Write down each entry again, exactly as it reads.

.....

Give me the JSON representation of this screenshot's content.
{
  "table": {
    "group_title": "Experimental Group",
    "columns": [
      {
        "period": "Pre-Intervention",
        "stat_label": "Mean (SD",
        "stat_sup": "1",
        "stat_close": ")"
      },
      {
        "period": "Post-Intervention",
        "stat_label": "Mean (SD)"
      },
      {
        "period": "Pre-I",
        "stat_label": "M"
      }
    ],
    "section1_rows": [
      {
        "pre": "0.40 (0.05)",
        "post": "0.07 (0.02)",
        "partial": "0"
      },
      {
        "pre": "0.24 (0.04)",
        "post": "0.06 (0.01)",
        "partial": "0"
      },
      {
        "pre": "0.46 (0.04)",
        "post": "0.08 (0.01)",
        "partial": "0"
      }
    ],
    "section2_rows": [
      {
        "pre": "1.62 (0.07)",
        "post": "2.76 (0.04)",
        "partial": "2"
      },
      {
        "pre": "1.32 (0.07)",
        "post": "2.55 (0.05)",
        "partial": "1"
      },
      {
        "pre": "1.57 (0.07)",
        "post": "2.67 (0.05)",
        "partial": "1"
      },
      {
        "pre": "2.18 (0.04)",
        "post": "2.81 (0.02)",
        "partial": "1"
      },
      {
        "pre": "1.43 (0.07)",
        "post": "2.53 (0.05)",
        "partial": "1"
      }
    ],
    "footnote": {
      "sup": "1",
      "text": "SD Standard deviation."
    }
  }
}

.....

◆ **Solution for this exercise**
Give me the JSON representation of this screenshot's content.
{
  "table": {
    "group_title": "Experimental Group",
    "columns": [
      {
        "period": "Pre-Intervention",
        "stat_label": "Mean (SD",
        "stat_sup": "1",
        "stat_close": ")"
      },
      {
        "period": "Post-Intervention",
        "stat_label": "Mean (SD)"
      },
      {
        "period": "Pre-I",
        "stat_label": "M"
      }
    ],
    "section1_rows": [
      {
        "pre": "0.40 (0.05)",
        "post": "0.07 (0.02)",
        "partial": "0"
      },
      {
        "pre": "0.24 (0.04)",
        "post": "0.06 (0.01)",
        "partial": "0"
      },
      {
        "pre": "0.46 (0.04)",
        "post": "0.08 (0.01)",
        "partial": "0"
      }
    ],
    "section2_rows": [
      {
        "pre": "1.62 (0.07)",
        "post": "2.76 (0.04)",
        "partial": "2"
      },
      {
        "pre": "1.32 (0.07)",
        "post": "2.55 (0.05)",
        "partial": "1"
      },
      {
        "pre": "1.57 (0.07)",
        "post": "2.67 (0.05)",
        "partial": "1"
      },
      {
        "pre": "2.18 (0.04)",
        "post": "2.81 (0.02)",
        "partial": "1"
      },
      {
        "pre": "1.43 (0.07)",
        "post": "2.53 (0.05)",
        "partial": "1"
      }
    ],
    "footnote": {
      "sup": "1",
      "text": "SD Standard deviation."
    }
  }
}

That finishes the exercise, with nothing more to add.